[THE REQUEST]:
Determine the number of lines that have the string "创造奇迹吧" in them, and give only that number.

[SUPPLIED RECORDS]:
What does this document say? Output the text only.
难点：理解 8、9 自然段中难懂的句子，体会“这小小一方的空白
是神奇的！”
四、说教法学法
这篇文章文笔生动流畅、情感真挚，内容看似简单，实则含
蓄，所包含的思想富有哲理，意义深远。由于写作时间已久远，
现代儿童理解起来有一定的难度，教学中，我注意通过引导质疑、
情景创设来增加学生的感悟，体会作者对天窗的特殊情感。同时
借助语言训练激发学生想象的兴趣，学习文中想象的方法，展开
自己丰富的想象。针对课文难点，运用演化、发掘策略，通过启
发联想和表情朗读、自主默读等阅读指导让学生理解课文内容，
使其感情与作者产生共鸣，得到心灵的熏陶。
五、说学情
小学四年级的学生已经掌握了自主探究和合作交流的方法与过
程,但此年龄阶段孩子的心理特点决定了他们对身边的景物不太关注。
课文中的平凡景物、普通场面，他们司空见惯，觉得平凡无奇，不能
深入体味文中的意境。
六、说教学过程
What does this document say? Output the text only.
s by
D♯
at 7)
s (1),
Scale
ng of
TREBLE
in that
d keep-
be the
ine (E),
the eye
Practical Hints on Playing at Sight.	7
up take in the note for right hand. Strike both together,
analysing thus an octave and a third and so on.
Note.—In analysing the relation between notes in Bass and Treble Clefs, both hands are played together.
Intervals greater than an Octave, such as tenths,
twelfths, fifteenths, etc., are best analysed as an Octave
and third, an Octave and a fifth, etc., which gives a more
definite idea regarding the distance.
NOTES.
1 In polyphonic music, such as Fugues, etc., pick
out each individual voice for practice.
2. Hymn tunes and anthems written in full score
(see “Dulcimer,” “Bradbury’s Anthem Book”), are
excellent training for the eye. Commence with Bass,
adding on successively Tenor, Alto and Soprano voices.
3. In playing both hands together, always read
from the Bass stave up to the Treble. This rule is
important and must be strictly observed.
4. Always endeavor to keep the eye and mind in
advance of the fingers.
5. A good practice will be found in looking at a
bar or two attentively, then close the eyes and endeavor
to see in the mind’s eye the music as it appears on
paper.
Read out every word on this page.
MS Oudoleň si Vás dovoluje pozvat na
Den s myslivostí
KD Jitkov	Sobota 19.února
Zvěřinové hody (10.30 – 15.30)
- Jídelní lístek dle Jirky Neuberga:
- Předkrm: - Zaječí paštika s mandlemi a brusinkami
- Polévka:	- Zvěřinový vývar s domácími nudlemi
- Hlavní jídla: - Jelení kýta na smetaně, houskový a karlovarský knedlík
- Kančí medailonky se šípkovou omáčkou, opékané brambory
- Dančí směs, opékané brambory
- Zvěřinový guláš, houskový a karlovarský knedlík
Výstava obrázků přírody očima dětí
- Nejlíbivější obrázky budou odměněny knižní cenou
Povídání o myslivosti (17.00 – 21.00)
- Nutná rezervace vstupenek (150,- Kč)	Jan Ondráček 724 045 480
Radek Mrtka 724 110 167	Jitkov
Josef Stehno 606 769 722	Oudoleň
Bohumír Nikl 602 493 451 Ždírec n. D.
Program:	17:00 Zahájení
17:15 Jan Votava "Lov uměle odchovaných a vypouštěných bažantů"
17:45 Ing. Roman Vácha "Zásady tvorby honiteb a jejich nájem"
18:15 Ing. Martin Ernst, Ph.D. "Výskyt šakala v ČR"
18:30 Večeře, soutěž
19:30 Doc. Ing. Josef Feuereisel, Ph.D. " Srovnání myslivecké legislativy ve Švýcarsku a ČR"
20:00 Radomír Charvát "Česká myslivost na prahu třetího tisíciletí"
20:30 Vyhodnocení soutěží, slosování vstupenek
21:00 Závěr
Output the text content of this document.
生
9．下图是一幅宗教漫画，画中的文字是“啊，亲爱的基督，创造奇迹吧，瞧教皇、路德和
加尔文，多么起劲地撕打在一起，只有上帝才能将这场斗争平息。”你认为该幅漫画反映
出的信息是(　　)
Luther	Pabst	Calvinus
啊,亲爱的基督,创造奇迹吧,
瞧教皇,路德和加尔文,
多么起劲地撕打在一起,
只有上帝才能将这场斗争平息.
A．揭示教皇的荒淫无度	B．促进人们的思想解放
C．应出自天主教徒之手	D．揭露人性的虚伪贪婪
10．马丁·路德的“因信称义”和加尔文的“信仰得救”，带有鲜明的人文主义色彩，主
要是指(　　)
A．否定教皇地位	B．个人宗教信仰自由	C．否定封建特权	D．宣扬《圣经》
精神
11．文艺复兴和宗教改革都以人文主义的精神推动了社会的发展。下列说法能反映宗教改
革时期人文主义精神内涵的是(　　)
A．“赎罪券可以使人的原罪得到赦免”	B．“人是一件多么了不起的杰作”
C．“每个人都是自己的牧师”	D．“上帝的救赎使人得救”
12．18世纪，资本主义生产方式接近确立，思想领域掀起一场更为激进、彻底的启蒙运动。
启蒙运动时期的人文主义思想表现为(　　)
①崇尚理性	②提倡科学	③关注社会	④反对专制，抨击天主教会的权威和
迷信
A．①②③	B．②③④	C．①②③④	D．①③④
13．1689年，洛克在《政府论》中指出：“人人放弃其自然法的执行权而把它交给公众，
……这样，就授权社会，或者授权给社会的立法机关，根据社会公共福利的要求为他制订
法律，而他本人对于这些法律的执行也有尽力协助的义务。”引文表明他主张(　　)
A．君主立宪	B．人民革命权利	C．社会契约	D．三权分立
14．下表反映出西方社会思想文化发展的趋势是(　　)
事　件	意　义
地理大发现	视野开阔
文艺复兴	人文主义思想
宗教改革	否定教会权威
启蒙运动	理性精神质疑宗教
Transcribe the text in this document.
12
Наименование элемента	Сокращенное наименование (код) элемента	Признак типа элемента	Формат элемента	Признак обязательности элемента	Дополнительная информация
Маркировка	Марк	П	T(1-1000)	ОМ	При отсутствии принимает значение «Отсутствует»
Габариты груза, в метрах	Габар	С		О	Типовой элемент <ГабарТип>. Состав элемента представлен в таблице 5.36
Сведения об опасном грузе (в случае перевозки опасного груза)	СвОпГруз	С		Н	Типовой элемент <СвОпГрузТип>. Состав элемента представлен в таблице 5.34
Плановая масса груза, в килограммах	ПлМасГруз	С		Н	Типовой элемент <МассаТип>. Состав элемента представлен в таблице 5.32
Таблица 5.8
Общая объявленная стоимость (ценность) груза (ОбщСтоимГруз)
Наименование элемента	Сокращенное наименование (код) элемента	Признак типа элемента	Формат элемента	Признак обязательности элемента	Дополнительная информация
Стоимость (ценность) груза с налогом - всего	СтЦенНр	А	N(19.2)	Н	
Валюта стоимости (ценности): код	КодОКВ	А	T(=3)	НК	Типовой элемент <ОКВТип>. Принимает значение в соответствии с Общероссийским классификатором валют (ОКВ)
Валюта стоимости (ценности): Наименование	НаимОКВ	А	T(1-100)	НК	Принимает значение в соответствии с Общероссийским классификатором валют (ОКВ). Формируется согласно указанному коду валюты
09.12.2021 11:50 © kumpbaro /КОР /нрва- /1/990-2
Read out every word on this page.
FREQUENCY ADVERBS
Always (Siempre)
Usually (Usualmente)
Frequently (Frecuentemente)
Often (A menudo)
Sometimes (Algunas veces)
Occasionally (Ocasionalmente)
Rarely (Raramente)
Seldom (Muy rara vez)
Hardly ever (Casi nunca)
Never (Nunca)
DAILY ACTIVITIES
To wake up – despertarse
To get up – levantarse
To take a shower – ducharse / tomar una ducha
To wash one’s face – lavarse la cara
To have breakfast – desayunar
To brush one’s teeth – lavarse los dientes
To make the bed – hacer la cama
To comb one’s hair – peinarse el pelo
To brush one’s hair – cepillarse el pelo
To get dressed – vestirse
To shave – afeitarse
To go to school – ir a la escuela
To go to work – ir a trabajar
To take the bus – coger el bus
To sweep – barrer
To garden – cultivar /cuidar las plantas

[REPLY TO THE EXERCISE]:
2